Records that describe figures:

☆ ☆ ☆

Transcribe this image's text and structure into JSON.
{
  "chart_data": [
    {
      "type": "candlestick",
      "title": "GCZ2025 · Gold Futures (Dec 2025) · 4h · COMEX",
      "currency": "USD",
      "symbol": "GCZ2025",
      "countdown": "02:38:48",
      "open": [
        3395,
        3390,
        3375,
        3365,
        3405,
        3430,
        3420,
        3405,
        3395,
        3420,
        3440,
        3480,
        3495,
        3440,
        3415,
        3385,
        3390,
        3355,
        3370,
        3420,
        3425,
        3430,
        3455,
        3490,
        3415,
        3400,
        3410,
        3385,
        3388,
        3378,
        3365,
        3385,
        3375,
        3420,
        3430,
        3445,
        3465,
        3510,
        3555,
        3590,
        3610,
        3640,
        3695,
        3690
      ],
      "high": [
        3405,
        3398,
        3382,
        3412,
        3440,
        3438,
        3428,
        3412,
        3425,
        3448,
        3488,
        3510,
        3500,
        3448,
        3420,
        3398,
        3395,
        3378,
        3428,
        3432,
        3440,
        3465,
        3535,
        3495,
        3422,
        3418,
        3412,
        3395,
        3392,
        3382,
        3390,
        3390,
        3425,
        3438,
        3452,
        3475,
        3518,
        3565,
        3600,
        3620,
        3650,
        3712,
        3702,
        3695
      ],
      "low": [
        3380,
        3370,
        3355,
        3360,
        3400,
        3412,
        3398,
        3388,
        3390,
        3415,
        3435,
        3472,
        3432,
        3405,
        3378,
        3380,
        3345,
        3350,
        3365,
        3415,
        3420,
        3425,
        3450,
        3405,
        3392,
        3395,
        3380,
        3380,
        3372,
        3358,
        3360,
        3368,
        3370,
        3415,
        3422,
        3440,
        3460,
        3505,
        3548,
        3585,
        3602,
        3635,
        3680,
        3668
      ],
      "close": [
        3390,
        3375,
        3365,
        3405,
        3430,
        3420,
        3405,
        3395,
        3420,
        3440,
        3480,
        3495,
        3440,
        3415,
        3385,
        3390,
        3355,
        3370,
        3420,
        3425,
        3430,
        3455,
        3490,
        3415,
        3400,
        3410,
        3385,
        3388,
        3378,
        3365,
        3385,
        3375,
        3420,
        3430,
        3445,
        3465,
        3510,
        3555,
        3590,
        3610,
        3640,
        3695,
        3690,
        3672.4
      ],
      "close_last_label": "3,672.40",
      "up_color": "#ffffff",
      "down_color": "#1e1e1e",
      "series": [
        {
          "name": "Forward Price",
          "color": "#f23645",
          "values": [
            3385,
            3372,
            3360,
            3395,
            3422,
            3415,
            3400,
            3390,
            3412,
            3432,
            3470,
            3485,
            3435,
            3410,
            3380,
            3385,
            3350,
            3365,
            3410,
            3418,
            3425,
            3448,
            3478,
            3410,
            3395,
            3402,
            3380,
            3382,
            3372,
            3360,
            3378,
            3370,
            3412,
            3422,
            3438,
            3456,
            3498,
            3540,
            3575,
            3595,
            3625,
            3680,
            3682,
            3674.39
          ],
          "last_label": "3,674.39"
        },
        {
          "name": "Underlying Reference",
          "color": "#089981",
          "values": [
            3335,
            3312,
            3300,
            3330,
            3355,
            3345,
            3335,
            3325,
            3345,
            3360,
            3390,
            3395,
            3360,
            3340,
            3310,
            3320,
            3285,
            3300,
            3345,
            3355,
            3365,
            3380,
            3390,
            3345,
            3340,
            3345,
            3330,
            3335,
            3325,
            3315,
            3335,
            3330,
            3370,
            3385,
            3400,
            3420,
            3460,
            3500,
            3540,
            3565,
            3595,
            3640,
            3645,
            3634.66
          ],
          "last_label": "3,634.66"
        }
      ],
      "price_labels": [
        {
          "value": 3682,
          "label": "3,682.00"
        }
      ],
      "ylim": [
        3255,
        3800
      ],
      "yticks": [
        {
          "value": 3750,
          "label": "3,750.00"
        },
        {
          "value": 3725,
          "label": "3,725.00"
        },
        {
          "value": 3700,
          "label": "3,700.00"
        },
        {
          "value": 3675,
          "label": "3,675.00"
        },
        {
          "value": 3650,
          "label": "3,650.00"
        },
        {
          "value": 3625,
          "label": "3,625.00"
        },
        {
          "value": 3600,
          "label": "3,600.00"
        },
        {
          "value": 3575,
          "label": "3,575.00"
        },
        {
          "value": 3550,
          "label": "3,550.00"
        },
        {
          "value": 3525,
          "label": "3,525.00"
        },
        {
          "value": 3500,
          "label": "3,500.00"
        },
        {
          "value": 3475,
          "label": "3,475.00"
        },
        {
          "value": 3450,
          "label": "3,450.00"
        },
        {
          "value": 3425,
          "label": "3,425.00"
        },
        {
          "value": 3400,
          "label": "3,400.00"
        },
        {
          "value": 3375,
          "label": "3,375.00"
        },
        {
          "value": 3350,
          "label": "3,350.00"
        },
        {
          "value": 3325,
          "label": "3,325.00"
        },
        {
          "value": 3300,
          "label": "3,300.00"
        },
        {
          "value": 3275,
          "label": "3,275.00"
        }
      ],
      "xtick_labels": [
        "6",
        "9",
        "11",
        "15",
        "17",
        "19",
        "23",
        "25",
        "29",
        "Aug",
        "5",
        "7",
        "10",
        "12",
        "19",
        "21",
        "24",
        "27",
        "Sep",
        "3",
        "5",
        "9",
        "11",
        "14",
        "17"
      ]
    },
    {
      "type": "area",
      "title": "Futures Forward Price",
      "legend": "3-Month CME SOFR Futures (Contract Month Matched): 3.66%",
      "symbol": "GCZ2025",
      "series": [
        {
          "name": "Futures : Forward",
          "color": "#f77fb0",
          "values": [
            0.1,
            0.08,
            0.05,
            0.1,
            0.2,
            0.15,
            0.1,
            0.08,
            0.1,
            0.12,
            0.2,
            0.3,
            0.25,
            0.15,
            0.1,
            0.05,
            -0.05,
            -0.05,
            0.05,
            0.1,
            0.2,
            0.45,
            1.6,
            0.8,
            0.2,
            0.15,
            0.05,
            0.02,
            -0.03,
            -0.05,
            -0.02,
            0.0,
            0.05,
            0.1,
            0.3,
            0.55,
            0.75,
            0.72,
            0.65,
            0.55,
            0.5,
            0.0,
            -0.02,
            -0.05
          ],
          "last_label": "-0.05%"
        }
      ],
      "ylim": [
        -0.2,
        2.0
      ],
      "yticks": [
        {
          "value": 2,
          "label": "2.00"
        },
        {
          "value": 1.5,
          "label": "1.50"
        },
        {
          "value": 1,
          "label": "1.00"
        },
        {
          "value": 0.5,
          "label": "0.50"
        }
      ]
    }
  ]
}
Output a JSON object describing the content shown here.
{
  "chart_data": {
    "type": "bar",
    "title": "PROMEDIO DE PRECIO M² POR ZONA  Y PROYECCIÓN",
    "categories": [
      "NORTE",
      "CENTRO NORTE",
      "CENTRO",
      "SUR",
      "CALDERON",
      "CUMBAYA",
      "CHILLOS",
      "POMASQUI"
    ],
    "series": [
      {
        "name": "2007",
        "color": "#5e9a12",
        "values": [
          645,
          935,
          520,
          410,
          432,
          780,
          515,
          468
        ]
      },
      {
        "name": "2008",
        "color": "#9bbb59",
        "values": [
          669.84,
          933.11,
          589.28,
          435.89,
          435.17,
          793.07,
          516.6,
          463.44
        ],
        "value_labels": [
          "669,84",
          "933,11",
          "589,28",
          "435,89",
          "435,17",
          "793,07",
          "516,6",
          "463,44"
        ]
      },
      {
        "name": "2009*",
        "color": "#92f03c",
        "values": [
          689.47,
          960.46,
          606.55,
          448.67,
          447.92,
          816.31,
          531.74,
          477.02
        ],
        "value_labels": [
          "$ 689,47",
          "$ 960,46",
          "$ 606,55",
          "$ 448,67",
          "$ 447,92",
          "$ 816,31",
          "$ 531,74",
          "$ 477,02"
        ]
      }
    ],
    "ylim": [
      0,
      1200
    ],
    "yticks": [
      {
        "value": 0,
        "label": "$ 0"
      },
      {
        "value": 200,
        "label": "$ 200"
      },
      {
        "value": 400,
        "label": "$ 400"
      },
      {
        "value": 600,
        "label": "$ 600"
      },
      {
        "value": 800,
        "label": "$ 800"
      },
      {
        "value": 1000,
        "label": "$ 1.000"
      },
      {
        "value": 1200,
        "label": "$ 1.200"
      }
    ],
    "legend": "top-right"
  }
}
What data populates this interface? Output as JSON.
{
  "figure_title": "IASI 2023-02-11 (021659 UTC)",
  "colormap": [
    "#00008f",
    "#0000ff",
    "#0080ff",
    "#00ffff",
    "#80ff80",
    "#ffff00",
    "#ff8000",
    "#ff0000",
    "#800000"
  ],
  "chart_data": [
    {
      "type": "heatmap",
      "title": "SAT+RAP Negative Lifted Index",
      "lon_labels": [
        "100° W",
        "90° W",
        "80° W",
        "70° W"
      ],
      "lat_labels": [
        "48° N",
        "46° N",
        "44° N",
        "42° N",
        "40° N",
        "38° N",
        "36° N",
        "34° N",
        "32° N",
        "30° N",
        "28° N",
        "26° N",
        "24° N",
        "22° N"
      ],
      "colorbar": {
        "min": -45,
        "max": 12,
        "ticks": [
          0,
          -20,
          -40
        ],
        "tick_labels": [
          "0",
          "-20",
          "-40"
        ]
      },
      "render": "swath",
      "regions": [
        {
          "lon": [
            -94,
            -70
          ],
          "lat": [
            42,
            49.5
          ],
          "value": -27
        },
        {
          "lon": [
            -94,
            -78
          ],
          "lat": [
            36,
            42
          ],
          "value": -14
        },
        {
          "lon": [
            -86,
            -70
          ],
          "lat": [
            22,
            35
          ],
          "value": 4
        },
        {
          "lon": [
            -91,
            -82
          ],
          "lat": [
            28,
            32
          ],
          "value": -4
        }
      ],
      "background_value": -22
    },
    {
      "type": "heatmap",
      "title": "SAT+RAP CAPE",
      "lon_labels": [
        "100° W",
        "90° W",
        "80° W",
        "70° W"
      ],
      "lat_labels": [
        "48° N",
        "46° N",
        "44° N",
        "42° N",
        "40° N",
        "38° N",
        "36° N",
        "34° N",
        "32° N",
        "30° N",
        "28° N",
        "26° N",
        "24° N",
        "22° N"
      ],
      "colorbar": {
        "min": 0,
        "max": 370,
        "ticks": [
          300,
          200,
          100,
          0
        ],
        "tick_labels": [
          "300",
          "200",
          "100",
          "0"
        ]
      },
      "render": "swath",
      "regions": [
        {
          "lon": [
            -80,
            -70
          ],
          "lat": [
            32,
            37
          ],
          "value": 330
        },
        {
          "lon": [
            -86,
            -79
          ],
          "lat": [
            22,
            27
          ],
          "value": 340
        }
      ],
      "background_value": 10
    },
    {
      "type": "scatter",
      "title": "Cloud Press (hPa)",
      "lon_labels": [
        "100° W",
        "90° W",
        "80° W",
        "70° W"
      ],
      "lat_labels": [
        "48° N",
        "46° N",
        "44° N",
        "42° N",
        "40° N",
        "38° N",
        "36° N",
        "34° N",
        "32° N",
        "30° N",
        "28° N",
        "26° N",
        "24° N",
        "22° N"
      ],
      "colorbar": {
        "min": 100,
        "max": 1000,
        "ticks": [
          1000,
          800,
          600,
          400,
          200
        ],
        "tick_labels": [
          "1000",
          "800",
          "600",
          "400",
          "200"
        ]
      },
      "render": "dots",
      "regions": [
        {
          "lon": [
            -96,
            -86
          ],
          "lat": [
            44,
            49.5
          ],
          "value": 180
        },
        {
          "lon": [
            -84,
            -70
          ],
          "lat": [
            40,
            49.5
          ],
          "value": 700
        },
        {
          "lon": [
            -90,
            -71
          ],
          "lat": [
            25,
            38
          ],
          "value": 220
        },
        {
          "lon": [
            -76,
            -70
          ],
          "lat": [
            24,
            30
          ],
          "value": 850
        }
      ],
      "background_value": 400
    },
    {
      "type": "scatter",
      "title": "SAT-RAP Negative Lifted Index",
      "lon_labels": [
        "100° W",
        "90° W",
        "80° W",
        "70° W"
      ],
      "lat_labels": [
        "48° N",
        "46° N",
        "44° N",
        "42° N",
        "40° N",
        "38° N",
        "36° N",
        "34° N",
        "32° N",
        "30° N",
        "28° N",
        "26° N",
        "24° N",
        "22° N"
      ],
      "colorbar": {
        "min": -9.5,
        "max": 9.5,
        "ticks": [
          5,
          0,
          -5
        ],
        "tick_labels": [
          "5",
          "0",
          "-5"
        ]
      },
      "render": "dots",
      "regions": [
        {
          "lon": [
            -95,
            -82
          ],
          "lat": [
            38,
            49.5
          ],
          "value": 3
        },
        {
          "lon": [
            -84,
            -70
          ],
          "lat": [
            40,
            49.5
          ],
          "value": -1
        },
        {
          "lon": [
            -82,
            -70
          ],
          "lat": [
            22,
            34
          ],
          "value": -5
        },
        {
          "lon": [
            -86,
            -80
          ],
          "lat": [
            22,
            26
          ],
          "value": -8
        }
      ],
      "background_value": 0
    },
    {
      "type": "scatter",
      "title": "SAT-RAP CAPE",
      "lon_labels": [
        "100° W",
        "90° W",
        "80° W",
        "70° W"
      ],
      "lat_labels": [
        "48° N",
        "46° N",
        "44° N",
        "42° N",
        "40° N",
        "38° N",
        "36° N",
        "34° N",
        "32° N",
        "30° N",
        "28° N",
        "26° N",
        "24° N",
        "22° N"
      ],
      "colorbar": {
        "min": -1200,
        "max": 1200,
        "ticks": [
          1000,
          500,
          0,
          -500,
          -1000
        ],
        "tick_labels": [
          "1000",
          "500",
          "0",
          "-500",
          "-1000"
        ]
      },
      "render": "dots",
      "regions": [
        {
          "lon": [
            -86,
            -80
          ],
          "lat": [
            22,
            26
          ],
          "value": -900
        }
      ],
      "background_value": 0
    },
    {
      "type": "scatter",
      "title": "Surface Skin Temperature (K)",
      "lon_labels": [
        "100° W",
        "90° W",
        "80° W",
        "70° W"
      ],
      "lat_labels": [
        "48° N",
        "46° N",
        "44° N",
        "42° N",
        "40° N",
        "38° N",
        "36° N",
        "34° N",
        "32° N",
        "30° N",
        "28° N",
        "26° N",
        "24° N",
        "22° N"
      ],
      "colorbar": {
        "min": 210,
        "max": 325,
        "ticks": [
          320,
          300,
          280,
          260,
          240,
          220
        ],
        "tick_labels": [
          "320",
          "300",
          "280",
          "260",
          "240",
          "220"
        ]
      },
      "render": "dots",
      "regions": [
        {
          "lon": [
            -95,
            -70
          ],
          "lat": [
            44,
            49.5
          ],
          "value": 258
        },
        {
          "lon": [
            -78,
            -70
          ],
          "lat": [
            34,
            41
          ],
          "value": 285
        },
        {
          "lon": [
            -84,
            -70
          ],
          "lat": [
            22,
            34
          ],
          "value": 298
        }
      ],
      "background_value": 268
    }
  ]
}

☆ ☆ ☆

A line counts if it holds the word "Futures". Work out how many lines in the listing count, and give only that number.

4